**Stated problem**
Identify each line below that contains the word "Info", and copy it out.

─── Input material

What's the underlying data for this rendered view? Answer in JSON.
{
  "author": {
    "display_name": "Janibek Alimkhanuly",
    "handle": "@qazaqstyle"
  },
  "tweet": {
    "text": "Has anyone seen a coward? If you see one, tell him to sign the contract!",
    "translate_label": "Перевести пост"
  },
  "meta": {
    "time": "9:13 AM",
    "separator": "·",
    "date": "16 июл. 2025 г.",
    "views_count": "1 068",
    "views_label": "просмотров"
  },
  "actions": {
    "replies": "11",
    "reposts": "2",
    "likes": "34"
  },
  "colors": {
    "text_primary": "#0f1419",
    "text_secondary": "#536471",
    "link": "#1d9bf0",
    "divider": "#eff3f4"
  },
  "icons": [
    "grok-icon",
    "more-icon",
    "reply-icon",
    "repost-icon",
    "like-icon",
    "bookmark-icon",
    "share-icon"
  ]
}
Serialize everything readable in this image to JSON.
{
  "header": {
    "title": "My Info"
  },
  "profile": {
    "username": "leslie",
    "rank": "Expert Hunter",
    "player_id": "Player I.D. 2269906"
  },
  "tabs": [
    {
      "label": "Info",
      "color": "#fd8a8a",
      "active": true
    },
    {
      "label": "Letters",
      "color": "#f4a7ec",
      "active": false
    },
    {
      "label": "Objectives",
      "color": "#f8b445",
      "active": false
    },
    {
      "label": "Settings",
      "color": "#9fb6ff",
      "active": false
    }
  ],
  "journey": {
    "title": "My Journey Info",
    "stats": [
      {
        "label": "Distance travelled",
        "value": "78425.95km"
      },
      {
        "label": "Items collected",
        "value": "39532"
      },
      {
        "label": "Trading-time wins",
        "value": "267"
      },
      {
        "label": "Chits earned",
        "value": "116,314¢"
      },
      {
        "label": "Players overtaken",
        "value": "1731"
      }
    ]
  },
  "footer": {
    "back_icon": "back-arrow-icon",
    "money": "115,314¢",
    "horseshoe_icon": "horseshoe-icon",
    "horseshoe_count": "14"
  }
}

──────

**Output for this task**
    "title": "My Info"
      "label": "Info",
    "title": "My Journey Info",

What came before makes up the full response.